_EXERCISE BRIEF:_
Write out the records below once more, exactly as they stand.
##### RECORD LIST #####
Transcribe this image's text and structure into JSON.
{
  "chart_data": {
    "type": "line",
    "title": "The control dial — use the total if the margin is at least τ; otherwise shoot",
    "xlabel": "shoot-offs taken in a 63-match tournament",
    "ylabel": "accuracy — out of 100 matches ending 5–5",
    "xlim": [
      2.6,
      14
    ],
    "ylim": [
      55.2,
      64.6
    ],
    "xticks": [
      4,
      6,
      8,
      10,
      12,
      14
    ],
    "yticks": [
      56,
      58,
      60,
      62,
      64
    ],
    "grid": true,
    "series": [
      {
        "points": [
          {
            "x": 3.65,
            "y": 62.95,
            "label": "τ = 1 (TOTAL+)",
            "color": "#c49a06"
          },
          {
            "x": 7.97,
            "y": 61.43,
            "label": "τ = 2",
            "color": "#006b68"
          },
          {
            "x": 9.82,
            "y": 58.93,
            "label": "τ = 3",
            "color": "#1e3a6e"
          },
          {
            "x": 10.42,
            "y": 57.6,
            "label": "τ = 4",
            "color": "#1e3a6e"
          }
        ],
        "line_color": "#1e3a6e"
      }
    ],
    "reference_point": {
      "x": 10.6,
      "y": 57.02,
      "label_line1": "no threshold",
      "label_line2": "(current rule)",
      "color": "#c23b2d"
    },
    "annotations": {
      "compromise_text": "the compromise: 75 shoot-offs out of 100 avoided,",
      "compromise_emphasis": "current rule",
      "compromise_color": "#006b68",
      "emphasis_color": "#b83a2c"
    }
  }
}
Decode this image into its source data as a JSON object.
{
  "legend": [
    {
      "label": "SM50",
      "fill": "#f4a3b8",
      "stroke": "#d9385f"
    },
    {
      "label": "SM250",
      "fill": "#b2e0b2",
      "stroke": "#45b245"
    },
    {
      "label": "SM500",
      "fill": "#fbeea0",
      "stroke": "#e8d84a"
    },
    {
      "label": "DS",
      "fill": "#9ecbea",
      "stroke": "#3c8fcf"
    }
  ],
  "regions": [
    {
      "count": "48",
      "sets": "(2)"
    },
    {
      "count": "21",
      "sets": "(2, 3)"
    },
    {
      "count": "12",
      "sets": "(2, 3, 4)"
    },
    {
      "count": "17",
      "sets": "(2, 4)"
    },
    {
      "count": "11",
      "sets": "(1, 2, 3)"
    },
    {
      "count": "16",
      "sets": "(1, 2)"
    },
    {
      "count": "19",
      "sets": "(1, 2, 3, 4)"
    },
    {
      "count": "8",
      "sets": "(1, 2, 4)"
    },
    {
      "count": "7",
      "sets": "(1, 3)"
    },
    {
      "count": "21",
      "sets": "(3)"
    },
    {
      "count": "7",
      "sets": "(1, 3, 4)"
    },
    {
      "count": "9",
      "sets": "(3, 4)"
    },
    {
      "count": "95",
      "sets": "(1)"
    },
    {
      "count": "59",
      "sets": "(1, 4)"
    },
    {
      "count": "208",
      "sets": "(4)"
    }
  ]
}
#####
_RESULT OF THE EXERCISE:_
Transcribe this image's text and structure into JSON.
{
  "chart_data": {
    "type": "line",
    "title": "The control dial — use the total if the margin is at least τ; otherwise shoot",
    "xlabel": "shoot-offs taken in a 63-match tournament",
    "ylabel": "accuracy — out of 100 matches ending 5–5",
    "xlim": [
      2.6,
      14
    ],
    "ylim": [
      55.2,
      64.6
    ],
    "xticks": [
      4,
      6,
      8,
      10,
      12,
      14
    ],
    "yticks": [
      56,
      58,
      60,
      62,
      64
    ],
    "grid": true,
    "series": [
      {
        "points": [
          {
            "x": 3.65,
            "y": 62.95,
            "label": "τ = 1 (TOTAL+)",
            "color": "#c49a06"
          },
          {
            "x": 7.97,
            "y": 61.43,
            "label": "τ = 2",
            "color": "#006b68"
          },
          {
            "x": 9.82,
            "y": 58.93,
            "label": "τ = 3",
            "color": "#1e3a6e"
          },
          {
            "x": 10.42,
            "y": 57.6,
            "label": "τ = 4",
            "color": "#1e3a6e"
          }
        ],
        "line_color": "#1e3a6e"
      }
    ],
    "reference_point": {
      "x": 10.6,
      "y": 57.02,
      "label_line1": "no threshold",
      "label_line2": "(current rule)",
      "color": "#c23b2d"
    },
    "annotations": {
      "compromise_text": "the compromise: 75 shoot-offs out of 100 avoided,",
      "compromise_emphasis": "current rule",
      "compromise_color": "#006b68",
      "emphasis_color": "#b83a2c"
    }
  }
}
Decode this image into its source data as a JSON object.
{
  "legend": [
    {
      "label": "SM50",
      "fill": "#f4a3b8",
      "stroke": "#d9385f"
    },
    {
      "label": "SM250",
      "fill": "#b2e0b2",
      "stroke": "#45b245"
    },
    {
      "label": "SM500",
      "fill": "#fbeea0",
      "stroke": "#e8d84a"
    },
    {
      "label": "DS",
      "fill": "#9ecbea",
      "stroke": "#3c8fcf"
    }
  ],
  "regions": [
    {
      "count": "48",
      "sets": "(2)"
    },
    {
      "count": "21",
      "sets": "(2, 3)"
    },
    {
      "count": "12",
      "sets": "(2, 3, 4)"
    },
    {
      "count": "17",
      "sets": "(2, 4)"
    },
    {
      "count": "11",
      "sets": "(1, 2, 3)"
    },
    {
      "count": "16",
      "sets": "(1, 2)"
    },
    {
      "count": "19",
      "sets": "(1, 2, 3, 4)"
    },
    {
      "count": "8",
      "sets": "(1, 2, 4)"
    },
    {
      "count": "7",
      "sets": "(1, 3)"
    },
    {
      "count": "21",
      "sets": "(3)"
    },
    {
      "count": "7",
      "sets": "(1, 3, 4)"
    },
    {
      "count": "9",
      "sets": "(3, 4)"
    },
    {
      "count": "95",
      "sets": "(1)"
    },
    {
      "count": "59",
      "sets": "(1, 4)"
    },
    {
      "count": "208",
      "sets": "(4)"
    }
  ]
}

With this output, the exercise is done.